-- SUPPLIED RECORDS start --

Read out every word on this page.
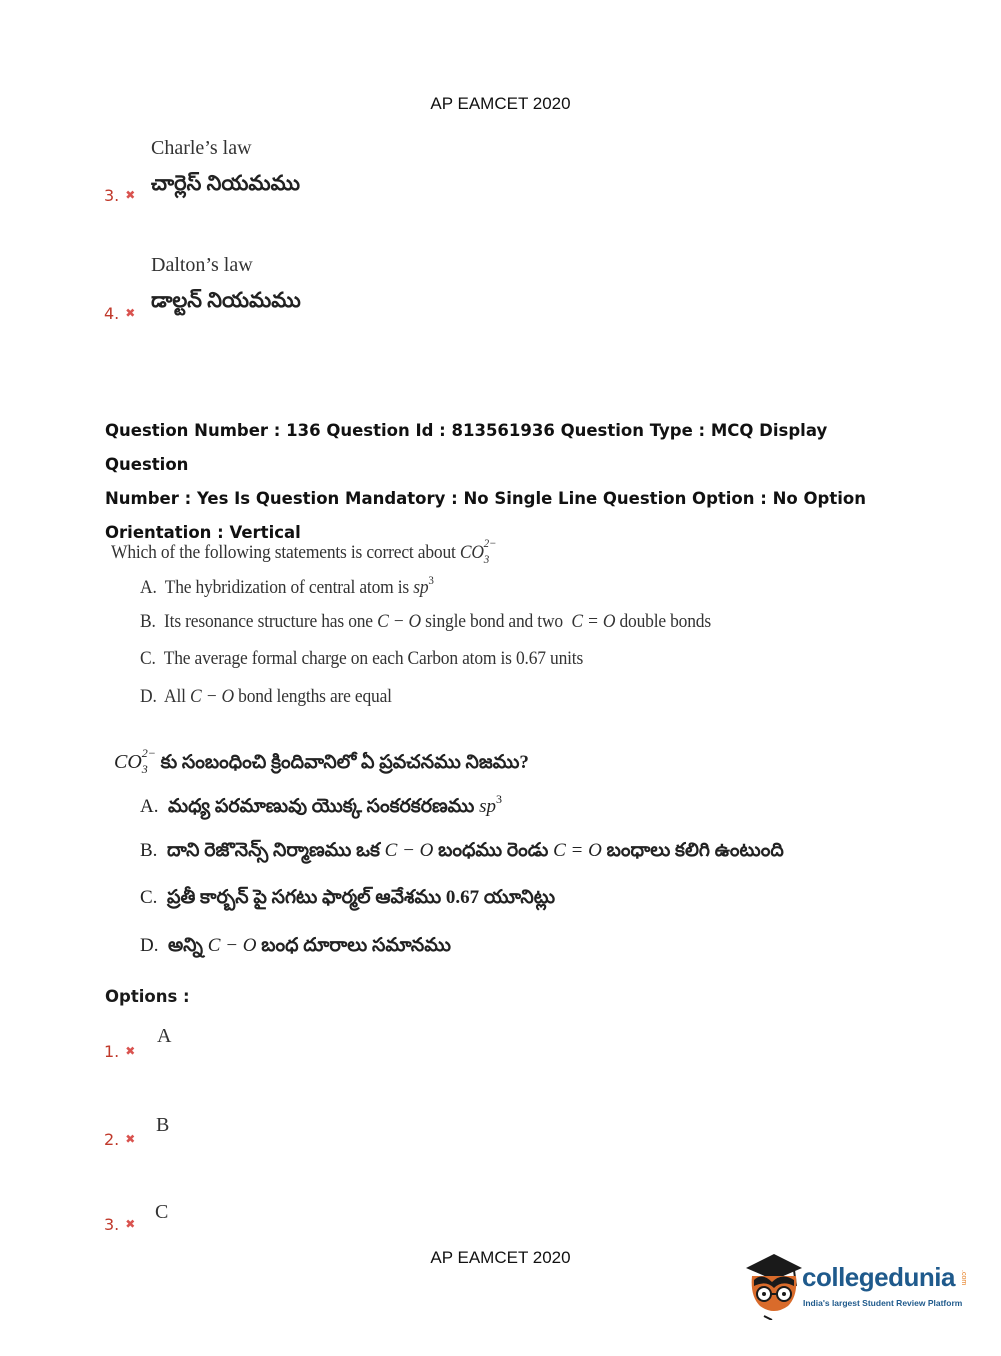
AP EAMCET 2020
Charle’s law
చార్లెస్ నియమము
3. ✖
Dalton’s law
డాల్టన్ నియమము
4. ✖
Question Number : 136 Question Id : 813561936 Question Type : MCQ Display Question
Number : Yes Is Question Mandatory : No Single Line Question Option : No Option
Orientation : Vertical
Which of the following statements is correct about $CO_3^{2-}$
A. The hybridization of central atom is $sp^3$
B. Its resonance structure has one C − O single bond and two C = O double bonds
C. The average formal charge on each Carbon atom is 0.67 units
D. All C − O bond lengths are equal
$CO_3^{2-}$ కు సంబంధించి క్రిందివానిలో ఏ ప్రవచనము నిజము?
A. మధ్య పరమాణువు యొక్క సంకరకరణము $sp^3$
B. దాని రెజొనెన్స్ నిర్మాణము ఒక C − O బంధము రెండు C = O బంధాలు కలిగి ఉంటుంది
C. ప్రతీ కార్బన్ పై సగటు ఫార్మల్ ఆవేశము 0.67 యూనిట్లు
D. అన్ని C − O బంధ దూరాలు సమానము
Options :
A
1. ✖
B
2. ✖
C
3. ✖
AP EAMCET 2020
collegedunia .com
India's largest Student Review Platform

-- SUPPLIED RECORDS end --

THE PROBLEM: Transcribe the full listing character for character. Pictures are excluded.

OUTPUT OF THE TASK:
Read out every word on this page.
AP EAMCET 2020
Charle’s law
చార్లెస్ నియమము
3. ✖
Dalton’s law
డాల్టన్ నియమము
4. ✖
Question Number : 136 Question Id : 813561936 Question Type : MCQ Display Question
Number : Yes Is Question Mandatory : No Single Line Question Option : No Option
Orientation : Vertical
Which of the following statements is correct about $CO_3^{2-}$
A. The hybridization of central atom is $sp^3$
B. Its resonance structure has one C − O single bond and two C = O double bonds
C. The average formal charge on each Carbon atom is 0.67 units
D. All C − O bond lengths are equal
$CO_3^{2-}$ కు సంబంధించి క్రిందివానిలో ఏ ప్రవచనము నిజము?
A. మధ్య పరమాణువు యొక్క సంకరకరణము $sp^3$
B. దాని రెజొనెన్స్ నిర్మాణము ఒక C − O బంధము రెండు C = O బంధాలు కలిగి ఉంటుంది
C. ప్రతీ కార్బన్ పై సగటు ఫార్మల్ ఆవేశము 0.67 యూనిట్లు
D. అన్ని C − O బంధ దూరాలు సమానము
Options :
A
1. ✖
B
2. ✖
C
3. ✖
AP EAMCET 2020
collegedunia .com
India's largest Student Review Platform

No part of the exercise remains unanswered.